> **WHAT THE TASK REQUIRES**
Reproduce each line exactly.

> **RECORDS FOR PROCESSING**
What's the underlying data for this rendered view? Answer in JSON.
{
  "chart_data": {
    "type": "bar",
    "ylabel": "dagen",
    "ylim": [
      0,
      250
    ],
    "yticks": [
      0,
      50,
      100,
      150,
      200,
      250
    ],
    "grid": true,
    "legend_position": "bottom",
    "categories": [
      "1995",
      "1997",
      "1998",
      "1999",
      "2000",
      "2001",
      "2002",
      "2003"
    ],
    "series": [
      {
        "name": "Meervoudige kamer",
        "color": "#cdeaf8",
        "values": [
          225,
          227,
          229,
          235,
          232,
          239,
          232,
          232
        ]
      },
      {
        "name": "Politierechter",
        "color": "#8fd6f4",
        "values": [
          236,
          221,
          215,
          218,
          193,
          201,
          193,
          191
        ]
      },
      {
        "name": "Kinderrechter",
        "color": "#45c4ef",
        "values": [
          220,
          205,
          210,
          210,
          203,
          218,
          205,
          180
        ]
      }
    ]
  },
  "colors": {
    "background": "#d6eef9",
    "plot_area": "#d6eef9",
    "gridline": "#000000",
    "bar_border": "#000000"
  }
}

> **COMPLETED EXERCISE**
What's the underlying data for this rendered view? Answer in JSON.
{
  "chart_data": {
    "type": "bar",
    "ylabel": "dagen",
    "ylim": [
      0,
      250
    ],
    "yticks": [
      0,
      50,
      100,
      150,
      200,
      250
    ],
    "grid": true,
    "legend_position": "bottom",
    "categories": [
      "1995",
      "1997",
      "1998",
      "1999",
      "2000",
      "2001",
      "2002",
      "2003"
    ],
    "series": [
      {
        "name": "Meervoudige kamer",
        "color": "#cdeaf8",
        "values": [
          225,
          227,
          229,
          235,
          232,
          239,
          232,
          232
        ]
      },
      {
        "name": "Politierechter",
        "color": "#8fd6f4",
        "values": [
          236,
          221,
          215,
          218,
          193,
          201,
          193,
          191
        ]
      },
      {
        "name": "Kinderrechter",
        "color": "#45c4ef",
        "values": [
          220,
          205,
          210,
          210,
          203,
          218,
          205,
          180
        ]
      }
    ]
  },
  "colors": {
    "background": "#d6eef9",
    "plot_area": "#d6eef9",
    "gridline": "#000000",
    "bar_border": "#000000"
  }
}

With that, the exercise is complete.